#### Task to carry out:
Identify the lines that include the word "icon", then copy all of them.

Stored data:

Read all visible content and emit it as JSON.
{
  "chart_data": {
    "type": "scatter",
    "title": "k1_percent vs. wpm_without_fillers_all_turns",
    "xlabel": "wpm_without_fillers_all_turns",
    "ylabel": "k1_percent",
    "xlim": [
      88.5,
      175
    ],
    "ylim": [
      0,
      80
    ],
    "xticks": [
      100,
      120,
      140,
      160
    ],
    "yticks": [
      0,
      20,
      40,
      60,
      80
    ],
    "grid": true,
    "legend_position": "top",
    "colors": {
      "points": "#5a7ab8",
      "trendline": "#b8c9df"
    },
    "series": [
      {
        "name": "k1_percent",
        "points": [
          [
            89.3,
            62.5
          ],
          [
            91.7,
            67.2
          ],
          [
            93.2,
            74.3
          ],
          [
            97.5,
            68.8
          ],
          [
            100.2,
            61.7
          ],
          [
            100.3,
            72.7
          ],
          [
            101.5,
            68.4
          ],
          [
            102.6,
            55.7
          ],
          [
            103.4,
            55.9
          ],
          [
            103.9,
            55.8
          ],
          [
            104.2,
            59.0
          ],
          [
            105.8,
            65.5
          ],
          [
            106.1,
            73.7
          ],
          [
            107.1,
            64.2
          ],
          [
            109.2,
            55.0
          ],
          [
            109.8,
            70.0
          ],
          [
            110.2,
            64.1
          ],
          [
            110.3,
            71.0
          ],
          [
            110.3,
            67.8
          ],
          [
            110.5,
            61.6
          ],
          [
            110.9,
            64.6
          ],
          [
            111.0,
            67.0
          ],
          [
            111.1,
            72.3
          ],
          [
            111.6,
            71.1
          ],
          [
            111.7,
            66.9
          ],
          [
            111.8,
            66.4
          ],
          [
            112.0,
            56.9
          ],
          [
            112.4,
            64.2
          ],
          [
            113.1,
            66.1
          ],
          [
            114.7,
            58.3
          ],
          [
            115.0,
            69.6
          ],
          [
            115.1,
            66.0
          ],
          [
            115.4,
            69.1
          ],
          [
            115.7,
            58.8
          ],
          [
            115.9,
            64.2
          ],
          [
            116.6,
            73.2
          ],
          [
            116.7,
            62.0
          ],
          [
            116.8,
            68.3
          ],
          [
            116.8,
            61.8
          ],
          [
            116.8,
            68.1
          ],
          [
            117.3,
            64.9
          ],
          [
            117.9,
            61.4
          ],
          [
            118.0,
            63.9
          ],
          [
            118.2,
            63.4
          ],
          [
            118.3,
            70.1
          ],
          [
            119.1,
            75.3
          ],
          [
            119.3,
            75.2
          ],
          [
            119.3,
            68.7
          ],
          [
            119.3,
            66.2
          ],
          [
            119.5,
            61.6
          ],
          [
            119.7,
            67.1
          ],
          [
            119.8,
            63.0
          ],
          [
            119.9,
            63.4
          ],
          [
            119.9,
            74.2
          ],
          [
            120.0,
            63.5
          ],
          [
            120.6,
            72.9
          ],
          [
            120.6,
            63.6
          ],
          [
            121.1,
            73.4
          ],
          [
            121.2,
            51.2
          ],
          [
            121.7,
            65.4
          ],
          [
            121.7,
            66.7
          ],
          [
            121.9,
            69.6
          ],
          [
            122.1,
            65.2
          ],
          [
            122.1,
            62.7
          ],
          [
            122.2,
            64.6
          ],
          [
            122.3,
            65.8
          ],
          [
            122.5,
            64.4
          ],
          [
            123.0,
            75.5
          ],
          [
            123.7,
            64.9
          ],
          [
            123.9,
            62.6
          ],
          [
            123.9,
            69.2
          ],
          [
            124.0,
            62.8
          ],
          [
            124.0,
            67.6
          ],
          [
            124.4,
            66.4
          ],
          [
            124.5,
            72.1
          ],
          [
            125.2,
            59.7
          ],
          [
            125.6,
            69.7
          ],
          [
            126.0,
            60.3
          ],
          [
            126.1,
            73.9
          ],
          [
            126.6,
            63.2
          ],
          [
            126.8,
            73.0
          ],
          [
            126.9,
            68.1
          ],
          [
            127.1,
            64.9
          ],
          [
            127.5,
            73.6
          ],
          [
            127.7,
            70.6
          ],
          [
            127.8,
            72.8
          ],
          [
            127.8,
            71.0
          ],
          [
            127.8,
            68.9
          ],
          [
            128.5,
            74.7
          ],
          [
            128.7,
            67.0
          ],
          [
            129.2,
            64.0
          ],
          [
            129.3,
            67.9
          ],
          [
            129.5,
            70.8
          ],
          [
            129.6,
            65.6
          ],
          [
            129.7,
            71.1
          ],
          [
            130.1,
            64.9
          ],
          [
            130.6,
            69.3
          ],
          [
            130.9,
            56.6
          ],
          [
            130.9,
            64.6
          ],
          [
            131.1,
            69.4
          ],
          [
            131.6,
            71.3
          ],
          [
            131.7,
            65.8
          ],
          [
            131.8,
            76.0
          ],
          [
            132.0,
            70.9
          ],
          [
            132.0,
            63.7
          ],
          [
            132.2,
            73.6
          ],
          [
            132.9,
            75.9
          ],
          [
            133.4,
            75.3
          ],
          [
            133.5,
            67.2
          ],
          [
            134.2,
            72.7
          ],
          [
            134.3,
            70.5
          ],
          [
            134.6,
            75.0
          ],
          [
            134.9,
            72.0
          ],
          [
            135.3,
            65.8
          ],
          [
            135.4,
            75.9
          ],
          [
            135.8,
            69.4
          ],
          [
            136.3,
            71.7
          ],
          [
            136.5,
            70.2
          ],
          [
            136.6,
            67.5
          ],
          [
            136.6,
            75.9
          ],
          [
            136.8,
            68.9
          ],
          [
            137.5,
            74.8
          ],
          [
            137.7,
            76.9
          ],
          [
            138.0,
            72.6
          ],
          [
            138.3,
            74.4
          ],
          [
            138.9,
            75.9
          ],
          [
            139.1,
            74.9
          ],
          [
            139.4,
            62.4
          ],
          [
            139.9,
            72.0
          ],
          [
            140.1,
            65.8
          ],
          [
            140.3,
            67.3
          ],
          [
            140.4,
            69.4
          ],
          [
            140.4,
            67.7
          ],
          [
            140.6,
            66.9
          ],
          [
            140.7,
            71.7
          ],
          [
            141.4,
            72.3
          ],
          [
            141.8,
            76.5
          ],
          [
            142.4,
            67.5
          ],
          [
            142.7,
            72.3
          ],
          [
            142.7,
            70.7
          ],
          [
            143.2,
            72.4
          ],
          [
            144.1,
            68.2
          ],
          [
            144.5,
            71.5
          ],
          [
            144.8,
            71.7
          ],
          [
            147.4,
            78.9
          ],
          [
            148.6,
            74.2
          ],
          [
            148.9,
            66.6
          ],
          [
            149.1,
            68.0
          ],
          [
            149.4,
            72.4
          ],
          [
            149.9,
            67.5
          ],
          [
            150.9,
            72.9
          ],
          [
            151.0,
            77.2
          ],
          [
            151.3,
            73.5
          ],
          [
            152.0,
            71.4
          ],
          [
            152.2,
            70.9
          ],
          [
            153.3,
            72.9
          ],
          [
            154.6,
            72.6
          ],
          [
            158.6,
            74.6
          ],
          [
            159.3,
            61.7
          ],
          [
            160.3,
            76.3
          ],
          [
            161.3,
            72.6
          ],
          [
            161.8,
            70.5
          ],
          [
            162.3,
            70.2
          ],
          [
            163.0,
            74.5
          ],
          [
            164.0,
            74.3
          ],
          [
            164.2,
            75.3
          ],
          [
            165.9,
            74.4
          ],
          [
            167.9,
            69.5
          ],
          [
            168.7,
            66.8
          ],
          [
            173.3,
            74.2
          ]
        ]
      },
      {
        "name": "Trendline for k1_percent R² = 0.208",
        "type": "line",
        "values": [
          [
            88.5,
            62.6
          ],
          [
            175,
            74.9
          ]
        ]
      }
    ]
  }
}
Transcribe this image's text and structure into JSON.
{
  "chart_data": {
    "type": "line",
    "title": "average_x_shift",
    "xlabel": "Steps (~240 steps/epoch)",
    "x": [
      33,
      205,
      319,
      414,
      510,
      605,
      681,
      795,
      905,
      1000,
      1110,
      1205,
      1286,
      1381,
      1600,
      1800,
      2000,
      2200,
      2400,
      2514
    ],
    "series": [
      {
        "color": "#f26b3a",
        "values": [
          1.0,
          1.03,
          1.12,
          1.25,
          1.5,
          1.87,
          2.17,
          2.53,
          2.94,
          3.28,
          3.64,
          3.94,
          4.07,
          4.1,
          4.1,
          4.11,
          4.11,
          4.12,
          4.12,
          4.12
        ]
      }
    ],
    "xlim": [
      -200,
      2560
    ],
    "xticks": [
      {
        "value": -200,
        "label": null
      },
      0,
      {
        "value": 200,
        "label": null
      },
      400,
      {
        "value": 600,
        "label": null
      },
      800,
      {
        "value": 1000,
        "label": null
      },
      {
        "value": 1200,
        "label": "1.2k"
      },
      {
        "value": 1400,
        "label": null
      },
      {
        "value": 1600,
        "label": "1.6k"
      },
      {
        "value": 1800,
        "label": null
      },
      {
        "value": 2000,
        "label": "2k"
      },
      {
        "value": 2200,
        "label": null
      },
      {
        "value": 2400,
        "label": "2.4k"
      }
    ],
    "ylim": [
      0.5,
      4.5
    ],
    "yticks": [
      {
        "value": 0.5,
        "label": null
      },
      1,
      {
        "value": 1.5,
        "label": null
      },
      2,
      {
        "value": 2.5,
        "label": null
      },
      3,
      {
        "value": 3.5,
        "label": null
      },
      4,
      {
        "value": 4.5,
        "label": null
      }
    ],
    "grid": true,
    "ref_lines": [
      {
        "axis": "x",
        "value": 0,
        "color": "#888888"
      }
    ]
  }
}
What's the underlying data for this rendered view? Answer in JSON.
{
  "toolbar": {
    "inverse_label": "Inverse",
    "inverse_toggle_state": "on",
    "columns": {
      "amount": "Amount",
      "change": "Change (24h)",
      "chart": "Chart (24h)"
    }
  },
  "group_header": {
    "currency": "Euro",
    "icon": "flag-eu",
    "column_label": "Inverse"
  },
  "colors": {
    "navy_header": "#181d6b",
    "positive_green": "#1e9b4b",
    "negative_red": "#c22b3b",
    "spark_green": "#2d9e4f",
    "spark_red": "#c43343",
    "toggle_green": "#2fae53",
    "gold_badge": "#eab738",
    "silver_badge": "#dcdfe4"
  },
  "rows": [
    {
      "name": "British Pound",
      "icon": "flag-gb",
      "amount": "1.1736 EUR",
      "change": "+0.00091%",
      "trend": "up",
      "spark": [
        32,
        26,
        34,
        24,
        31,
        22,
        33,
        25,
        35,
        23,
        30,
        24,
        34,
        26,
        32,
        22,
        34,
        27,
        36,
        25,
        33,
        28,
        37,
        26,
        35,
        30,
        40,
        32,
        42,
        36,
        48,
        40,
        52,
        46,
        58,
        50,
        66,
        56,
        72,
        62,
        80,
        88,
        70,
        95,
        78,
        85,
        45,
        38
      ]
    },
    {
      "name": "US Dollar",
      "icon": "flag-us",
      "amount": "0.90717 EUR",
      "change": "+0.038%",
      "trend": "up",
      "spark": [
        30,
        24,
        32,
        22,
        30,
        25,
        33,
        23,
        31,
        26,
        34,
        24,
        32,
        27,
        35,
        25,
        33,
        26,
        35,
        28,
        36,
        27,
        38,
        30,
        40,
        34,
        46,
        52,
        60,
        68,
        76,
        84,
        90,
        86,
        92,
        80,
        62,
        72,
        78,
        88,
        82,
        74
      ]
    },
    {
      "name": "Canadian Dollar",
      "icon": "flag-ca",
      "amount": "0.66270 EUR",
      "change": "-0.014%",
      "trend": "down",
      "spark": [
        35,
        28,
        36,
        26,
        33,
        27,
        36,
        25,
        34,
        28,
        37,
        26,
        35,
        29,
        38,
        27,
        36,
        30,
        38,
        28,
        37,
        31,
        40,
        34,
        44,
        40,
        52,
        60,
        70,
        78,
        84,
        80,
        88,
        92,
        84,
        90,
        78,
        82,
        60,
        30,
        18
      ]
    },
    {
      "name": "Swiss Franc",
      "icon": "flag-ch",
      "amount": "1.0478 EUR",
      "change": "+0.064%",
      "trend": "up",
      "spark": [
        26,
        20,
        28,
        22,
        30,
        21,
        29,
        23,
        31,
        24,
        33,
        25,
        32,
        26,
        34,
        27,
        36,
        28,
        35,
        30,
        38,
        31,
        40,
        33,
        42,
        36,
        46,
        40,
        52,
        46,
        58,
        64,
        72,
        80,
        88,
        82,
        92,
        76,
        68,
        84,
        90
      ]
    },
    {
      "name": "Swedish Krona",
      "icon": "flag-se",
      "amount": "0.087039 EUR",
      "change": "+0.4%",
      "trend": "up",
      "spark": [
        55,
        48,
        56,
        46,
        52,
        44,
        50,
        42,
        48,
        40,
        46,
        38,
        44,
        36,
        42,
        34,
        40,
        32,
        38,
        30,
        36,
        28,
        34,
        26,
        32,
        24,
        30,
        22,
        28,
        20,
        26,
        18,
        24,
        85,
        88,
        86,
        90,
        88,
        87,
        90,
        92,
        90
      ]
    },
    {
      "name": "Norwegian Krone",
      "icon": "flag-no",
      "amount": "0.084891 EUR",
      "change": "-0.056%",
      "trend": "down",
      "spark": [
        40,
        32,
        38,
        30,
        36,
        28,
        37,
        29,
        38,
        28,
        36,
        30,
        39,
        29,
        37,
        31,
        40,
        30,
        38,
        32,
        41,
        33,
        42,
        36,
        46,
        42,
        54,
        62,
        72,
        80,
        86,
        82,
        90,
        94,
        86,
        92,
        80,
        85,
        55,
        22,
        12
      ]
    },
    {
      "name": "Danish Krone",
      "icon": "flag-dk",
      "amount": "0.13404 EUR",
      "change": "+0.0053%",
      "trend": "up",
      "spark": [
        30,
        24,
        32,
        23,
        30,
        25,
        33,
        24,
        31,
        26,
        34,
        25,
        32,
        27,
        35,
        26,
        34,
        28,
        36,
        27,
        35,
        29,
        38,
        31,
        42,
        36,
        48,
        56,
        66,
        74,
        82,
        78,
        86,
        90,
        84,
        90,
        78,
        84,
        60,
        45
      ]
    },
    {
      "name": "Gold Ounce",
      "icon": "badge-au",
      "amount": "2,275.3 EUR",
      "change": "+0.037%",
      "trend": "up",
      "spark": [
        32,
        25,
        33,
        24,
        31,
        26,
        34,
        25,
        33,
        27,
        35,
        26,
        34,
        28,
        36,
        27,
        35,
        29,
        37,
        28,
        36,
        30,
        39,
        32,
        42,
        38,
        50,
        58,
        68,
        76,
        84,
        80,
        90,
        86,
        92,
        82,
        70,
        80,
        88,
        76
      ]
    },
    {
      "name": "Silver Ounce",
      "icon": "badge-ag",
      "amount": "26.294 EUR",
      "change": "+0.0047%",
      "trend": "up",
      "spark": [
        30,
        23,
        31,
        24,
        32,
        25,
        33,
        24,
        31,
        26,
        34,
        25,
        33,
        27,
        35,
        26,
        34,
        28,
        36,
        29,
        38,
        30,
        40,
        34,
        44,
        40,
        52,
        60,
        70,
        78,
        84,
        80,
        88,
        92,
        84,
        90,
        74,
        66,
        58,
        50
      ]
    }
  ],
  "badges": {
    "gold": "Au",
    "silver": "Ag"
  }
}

#### Output for this exercise:
    "icon": "flag-eu",
      "icon": "flag-gb",
      "icon": "flag-us",
      "icon": "flag-ca",
      "icon": "flag-ch",
      "icon": "flag-se",
      "icon": "flag-no",
      "icon": "flag-dk",
      "icon": "badge-au",
      "icon": "badge-ag",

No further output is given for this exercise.